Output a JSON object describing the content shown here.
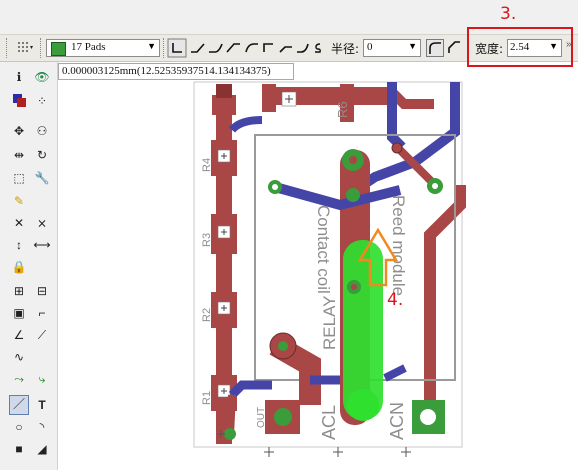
{
  "toolbar": {
    "pads_value": "17 Pads",
    "radius_label": "半径:",
    "radius_value": "0",
    "width_label": "宽度:",
    "width_value": "2.54"
  },
  "coordinate_readout": "0.000003125mm(12.52535937514.134134375)",
  "annotations": {
    "step3": "3.",
    "step4": "4."
  },
  "pcb": {
    "silkscreen_labels": [
      "R6",
      "R4",
      "R3",
      "R2",
      "R1",
      "RELAY",
      "OUT",
      "ACL",
      "ACN",
      "Contact coil",
      "Reed module"
    ],
    "plus_marks": [
      "+"
    ]
  },
  "colors": {
    "copper_red": "#a94646",
    "copper_blue": "#4545a8",
    "pad_green": "#3a9c3a",
    "highlight_green": "#2fe02f",
    "annotation_red": "#d8161b",
    "arrow_orange": "#f08a1c"
  }
}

........

> **Stated exercise**:
Copy out all the data exactly; skip the pictures.

> **Answer to this task**:
Output a JSON object describing the content shown here.
{
  "toolbar": {
    "pads_value": "17 Pads",
    "radius_label": "半径:",
    "radius_value": "0",
    "width_label": "宽度:",
    "width_value": "2.54"
  },
  "coordinate_readout": "0.000003125mm(12.52535937514.134134375)",
  "annotations": {
    "step3": "3.",
    "step4": "4."
  },
  "pcb": {
    "silkscreen_labels": [
      "R6",
      "R4",
      "R3",
      "R2",
      "R1",
      "RELAY",
      "OUT",
      "ACL",
      "ACN",
      "Contact coil",
      "Reed module"
    ],
    "plus_marks": [
      "+"
    ]
  },
  "colors": {
    "copper_red": "#a94646",
    "copper_blue": "#4545a8",
    "pad_green": "#3a9c3a",
    "highlight_green": "#2fe02f",
    "annotation_red": "#d8161b",
    "arrow_orange": "#f08a1c"
  }
}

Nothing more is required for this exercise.